::: Exercise inputs

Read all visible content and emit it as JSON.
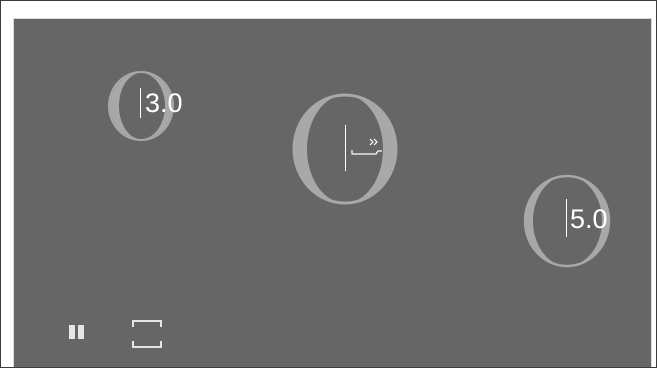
{
  "knobs": [
    {
      "name": "knob-left",
      "value": "3.0"
    },
    {
      "name": "knob-center",
      "value": "",
      "icon": "skip-forward-arrow-icon"
    },
    {
      "name": "knob-right",
      "value": "5.0"
    }
  ],
  "controls": {
    "pause_icon": "pause-icon",
    "fullscreen_icon": "fullscreen-icon"
  },
  "colors": {
    "background": "#666666",
    "ring": "#a8a8a8",
    "text": "#ffffff"
  }
}
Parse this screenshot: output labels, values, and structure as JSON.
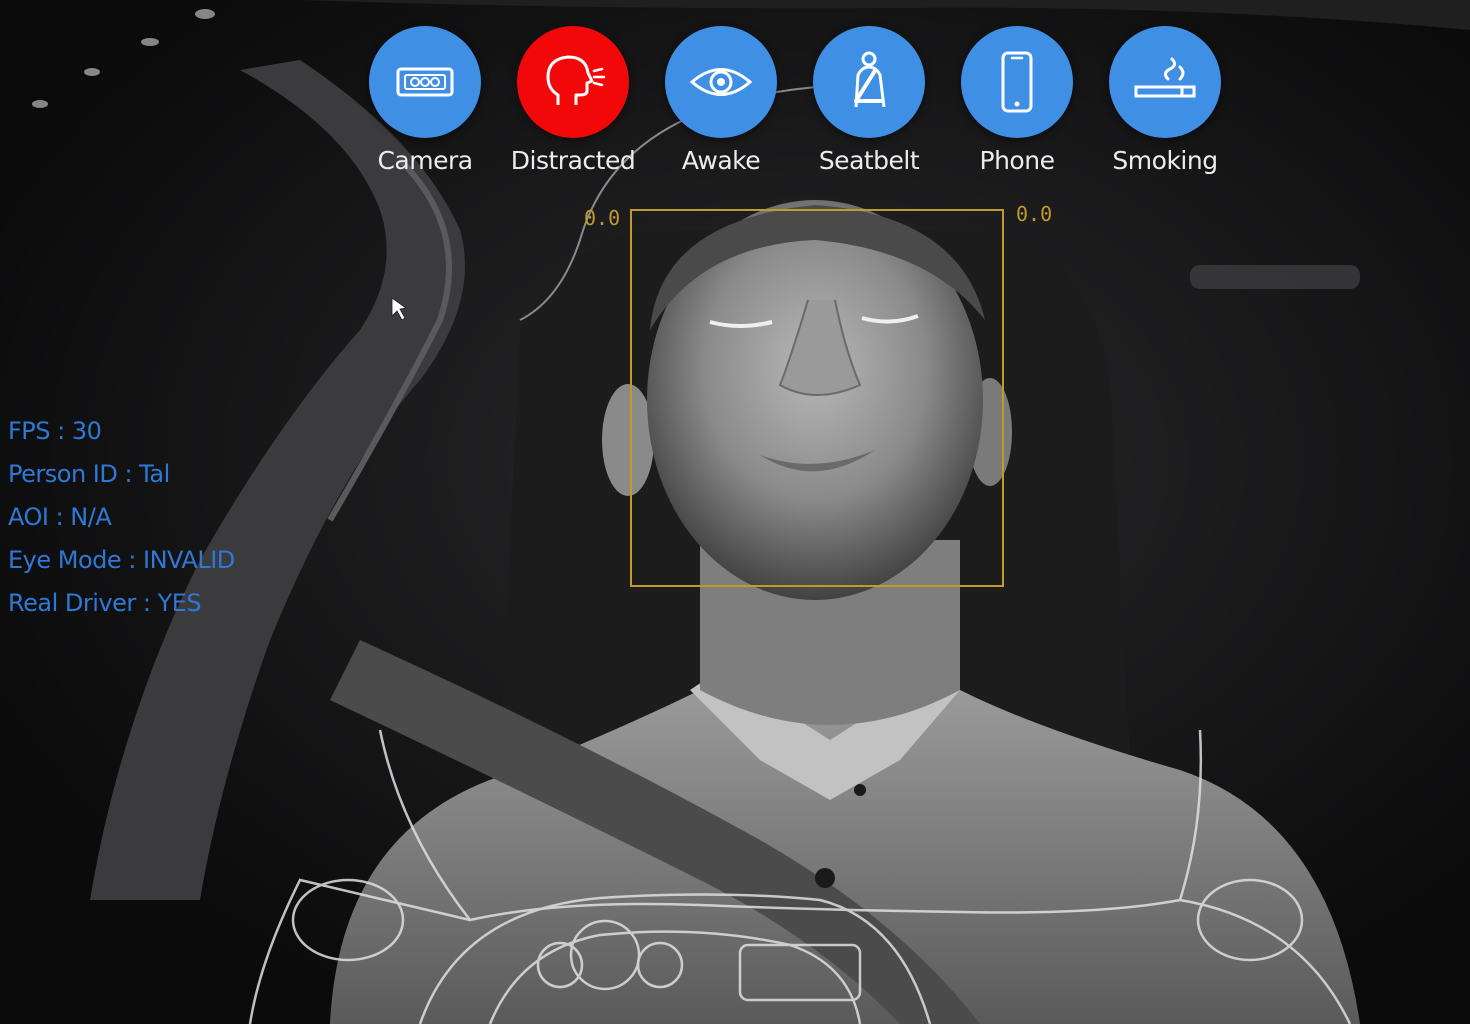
{
  "indicators": [
    {
      "label": "Camera",
      "icon": "camera-module-icon",
      "color": "#3f8fe5"
    },
    {
      "label": "Distracted",
      "icon": "distracted-head-icon",
      "color": "#f20808"
    },
    {
      "label": "Awake",
      "icon": "eye-icon",
      "color": "#3f8fe5"
    },
    {
      "label": "Seatbelt",
      "icon": "seatbelt-icon",
      "color": "#3f8fe5"
    },
    {
      "label": "Phone",
      "icon": "phone-icon",
      "color": "#3f8fe5"
    },
    {
      "label": "Smoking",
      "icon": "cigarette-icon",
      "color": "#3f8fe5"
    }
  ],
  "telemetry": [
    "FPS : 30",
    "Person ID : Tal",
    "AOI : N/A",
    "Eye Mode : INVALID",
    "Real Driver : YES"
  ],
  "face_box": {
    "score_left": "0.0",
    "score_right": "0.0",
    "color": "#c19a2c"
  }
}
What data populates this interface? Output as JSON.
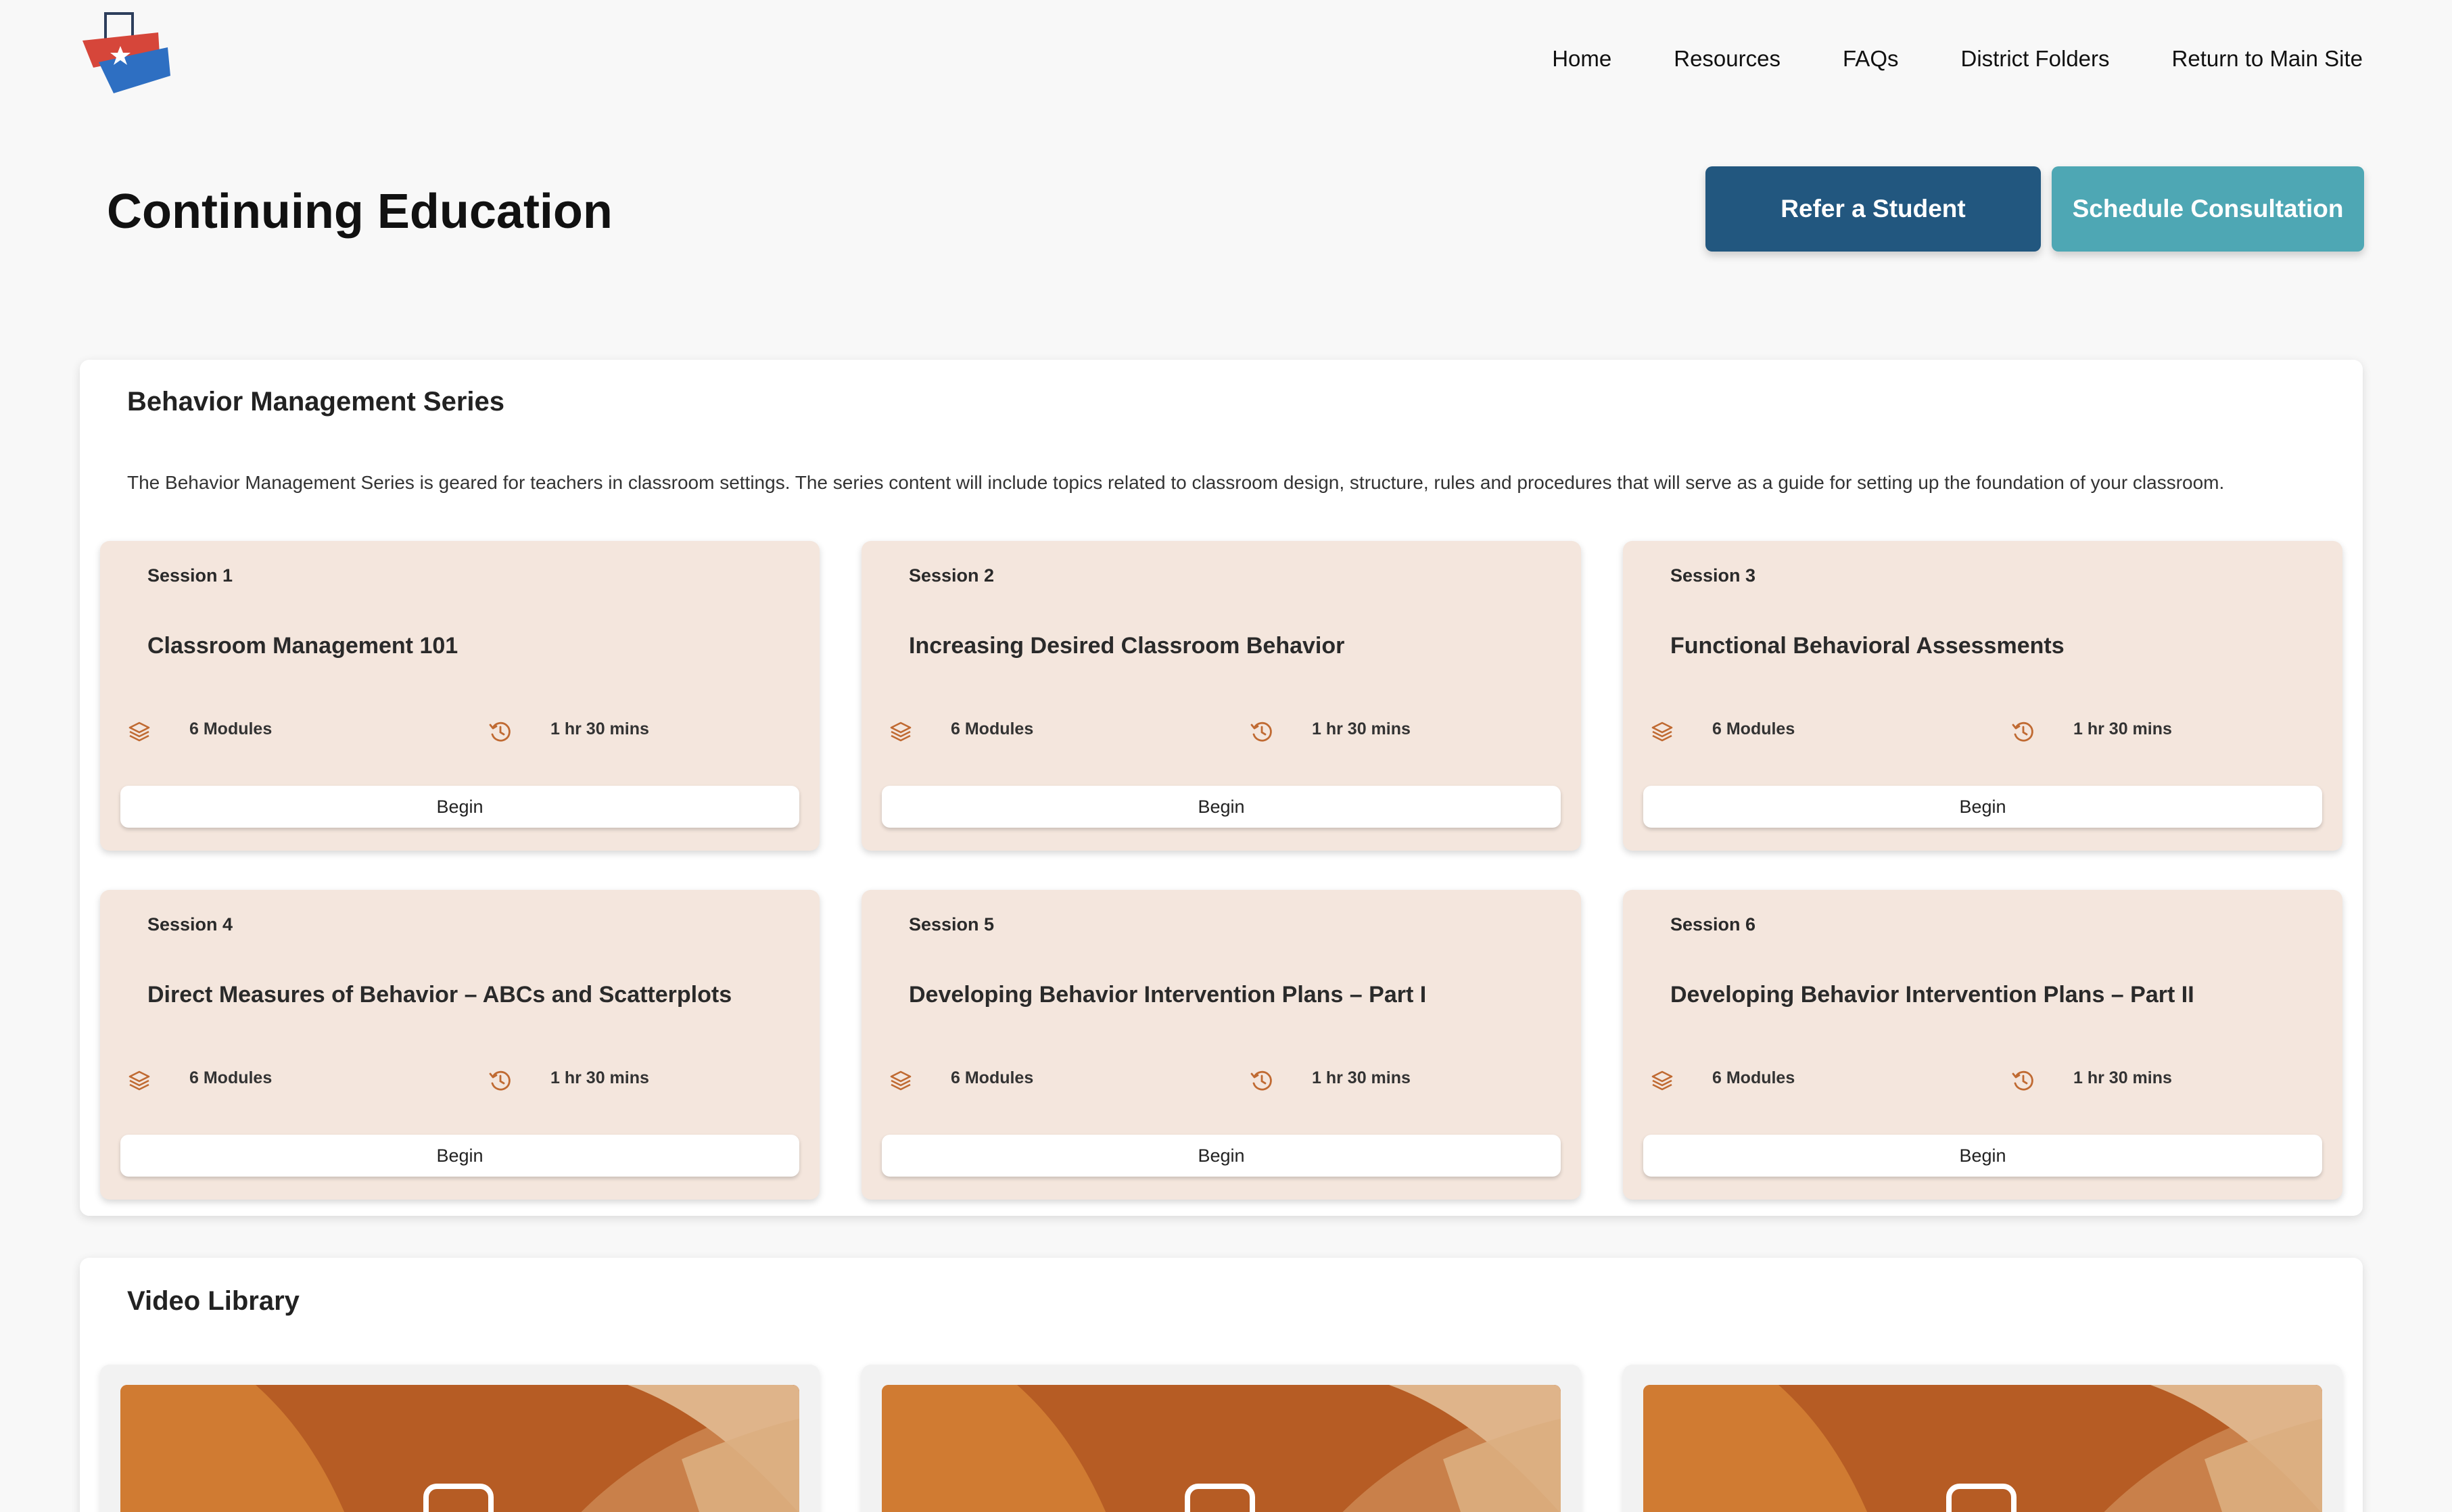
{
  "header": {
    "nav": [
      "Home",
      "Resources",
      "FAQs",
      "District Folders",
      "Return to Main Site"
    ]
  },
  "page": {
    "title": "Continuing Education",
    "refer_label": "Refer a Student",
    "consult_label": "Schedule Consultation"
  },
  "behavior": {
    "title": "Behavior Management Series",
    "description": "The Behavior Management Series is geared for teachers in classroom settings. The series content will include topics related to classroom design, structure, rules and procedures that will serve as a guide for setting up the foundation of your classroom.",
    "sessions": [
      {
        "label": "Session 1",
        "title": "Classroom Management 101",
        "modules": "6 Modules",
        "duration": "1 hr 30 mins",
        "button": "Begin"
      },
      {
        "label": "Session 2",
        "title": "Increasing Desired Classroom Behavior",
        "modules": "6 Modules",
        "duration": "1 hr 30 mins",
        "button": "Begin"
      },
      {
        "label": "Session 3",
        "title": "Functional Behavioral Assessments",
        "modules": "6 Modules",
        "duration": "1 hr 30 mins",
        "button": "Begin"
      },
      {
        "label": "Session 4",
        "title": "Direct Measures of Behavior – ABCs and Scatterplots",
        "modules": "6 Modules",
        "duration": "1 hr 30 mins",
        "button": "Begin"
      },
      {
        "label": "Session 5",
        "title": "Developing Behavior Intervention Plans – Part I",
        "modules": "6 Modules",
        "duration": "1 hr 30 mins",
        "button": "Begin"
      },
      {
        "label": "Session 6",
        "title": "Developing Behavior Intervention Plans – Part II",
        "modules": "6 Modules",
        "duration": "1 hr 30 mins",
        "button": "Begin"
      }
    ]
  },
  "video": {
    "title": "Video Library"
  },
  "colors": {
    "primary": "#22577f",
    "secondary": "#4ea7b4",
    "card_bg": "#f4e6dd",
    "icon": "#c06a32",
    "thumb_orange": "#d07b32"
  },
  "icons": {
    "modules": "layers-icon",
    "duration": "clock-history-icon",
    "video": "play-icon"
  }
}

::::::

- _What the task requires_
Give every record back exactly as it reads, with no images.

- _Solution to this task_
Read all visible content and emit it as JSON.
{
  "knobs": [
    {
      "name": "knob-left",
      "value": "3.0"
    },
    {
      "name": "knob-center",
      "value": "",
      "icon": "skip-forward-arrow-icon"
    },
    {
      "name": "knob-right",
      "value": "5.0"
    }
  ],
  "controls": {
    "pause_icon": "pause-icon",
    "fullscreen_icon": "fullscreen-icon"
  },
  "colors": {
    "background": "#666666",
    "ring": "#a8a8a8",
    "text": "#ffffff"
  }
}
Parse this screenshot: output labels, values, and structure as JSON.
{
  "indicators": [
    {
      "label": "Camera",
      "icon": "camera-module-icon",
      "color": "#3f8fe5"
    },
    {
      "label": "Distracted",
      "icon": "distracted-head-icon",
      "color": "#f20808"
    },
    {
      "label": "Awake",
      "icon": "eye-icon",
      "color": "#3f8fe5"
    },
    {
      "label": "Seatbelt",
      "icon": "seatbelt-icon",
      "color": "#3f8fe5"
    },
    {
      "label": "Phone",
      "icon": "phone-icon",
      "color": "#3f8fe5"
    },
    {
      "label": "Smoking",
      "icon": "cigarette-icon",
      "color": "#3f8fe5"
    }
  ],
  "telemetry": [
    "FPS : 30",
    "Person ID : Tal",
    "AOI : N/A",
    "Eye Mode : INVALID",
    "Real Driver : YES"
  ],
  "face_box": {
    "score_left": "0.0",
    "score_right": "0.0",
    "color": "#c19a2c"
  }
}
What data populates this interface? Output as JSON.
{
  "header": {
    "nav": [
      "Home",
      "Resources",
      "FAQs",
      "District Folders",
      "Return to Main Site"
    ]
  },
  "page": {
    "title": "Continuing Education",
    "refer_label": "Refer a Student",
    "consult_label": "Schedule Consultation"
  },
  "behavior": {
    "title": "Behavior Management Series",
    "description": "The Behavior Management Series is geared for teachers in classroom settings. The series content will include topics related to classroom design, structure, rules and procedures that will serve as a guide for setting up the foundation of your classroom.",
    "sessions": [
      {
        "label": "Session 1",
        "title": "Classroom Management 101",
        "modules": "6 Modules",
        "duration": "1 hr 30 mins",
        "button": "Begin"
      },
      {
        "label": "Session 2",
        "title": "Increasing Desired Classroom Behavior",
        "modules": "6 Modules",
        "duration": "1 hr 30 mins",
        "button": "Begin"
      },
      {
        "label": "Session 3",
        "title": "Functional Behavioral Assessments",
        "modules": "6 Modules",
        "duration": "1 hr 30 mins",
        "button": "Begin"
      },
      {
        "label": "Session 4",
        "title": "Direct Measures of Behavior – ABCs and Scatterplots",
        "modules": "6 Modules",
        "duration": "1 hr 30 mins",
        "button": "Begin"
      },
      {
        "label": "Session 5",
        "title": "Developing Behavior Intervention Plans – Part I",
        "modules": "6 Modules",
        "duration": "1 hr 30 mins",
        "button": "Begin"
      },
      {
        "label": "Session 6",
        "title": "Developing Behavior Intervention Plans – Part II",
        "modules": "6 Modules",
        "duration": "1 hr 30 mins",
        "button": "Begin"
      }
    ]
  },
  "video": {
    "title": "Video Library"
  },
  "colors": {
    "primary": "#22577f",
    "secondary": "#4ea7b4",
    "card_bg": "#f4e6dd",
    "icon": "#c06a32",
    "thumb_orange": "#d07b32"
  },
  "icons": {
    "modules": "layers-icon",
    "duration": "clock-history-icon",
    "video": "play-icon"
  }
}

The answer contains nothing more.